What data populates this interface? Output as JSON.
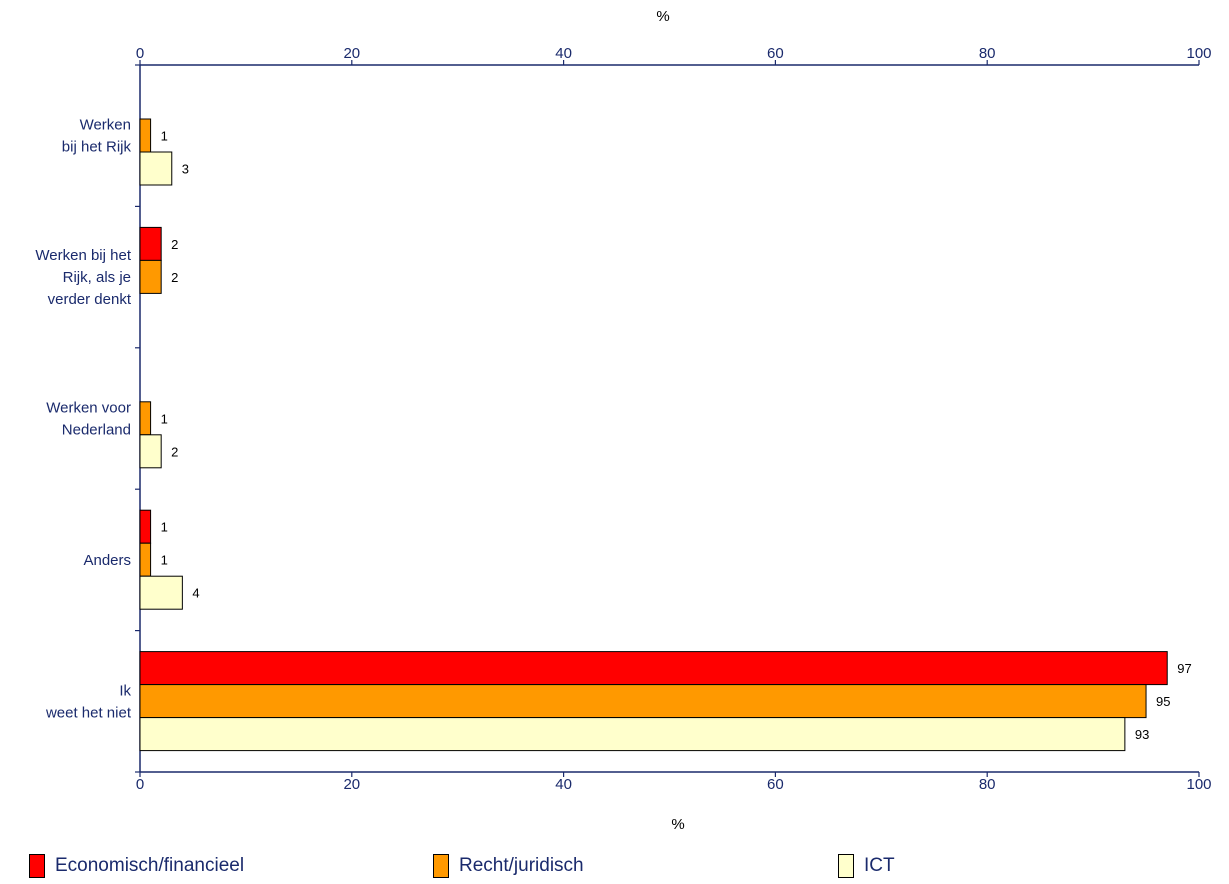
{
  "chart_data": {
    "type": "bar",
    "orientation": "horizontal",
    "categories": [
      [
        "Werken",
        "bij het Rijk"
      ],
      [
        "Werken bij het",
        "Rijk, als je",
        "verder denkt"
      ],
      [
        "Werken voor",
        "Nederland"
      ],
      [
        "Anders"
      ],
      [
        "Ik",
        "weet het niet"
      ]
    ],
    "series": [
      {
        "name": "Economisch/financieel",
        "color": "#ff0000",
        "values": [
          null,
          2,
          null,
          1,
          97
        ]
      },
      {
        "name": "Recht/juridisch",
        "color": "#ff9900",
        "values": [
          1,
          2,
          1,
          1,
          95
        ]
      },
      {
        "name": "ICT",
        "color": "#ffffcc",
        "values": [
          3,
          null,
          2,
          4,
          93
        ]
      }
    ],
    "xlim": [
      0,
      100
    ],
    "xticks": [
      0,
      20,
      40,
      60,
      80,
      100
    ],
    "xlabel_top": "%",
    "xlabel_bottom": "%",
    "legend_position": "bottom"
  }
}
# # #
Short problem:
Strip the images and reproduce the remaining records precisely.

Expected output:
What data populates this interface? Output as JSON.
{
  "chart_data": {
    "type": "bar",
    "orientation": "horizontal",
    "categories": [
      [
        "Werken",
        "bij het Rijk"
      ],
      [
        "Werken bij het",
        "Rijk, als je",
        "verder denkt"
      ],
      [
        "Werken voor",
        "Nederland"
      ],
      [
        "Anders"
      ],
      [
        "Ik",
        "weet het niet"
      ]
    ],
    "series": [
      {
        "name": "Economisch/financieel",
        "color": "#ff0000",
        "values": [
          null,
          2,
          null,
          1,
          97
        ]
      },
      {
        "name": "Recht/juridisch",
        "color": "#ff9900",
        "values": [
          1,
          2,
          1,
          1,
          95
        ]
      },
      {
        "name": "ICT",
        "color": "#ffffcc",
        "values": [
          3,
          null,
          2,
          4,
          93
        ]
      }
    ],
    "xlim": [
      0,
      100
    ],
    "xticks": [
      0,
      20,
      40,
      60,
      80,
      100
    ],
    "xlabel_top": "%",
    "xlabel_bottom": "%",
    "legend_position": "bottom"
  }
}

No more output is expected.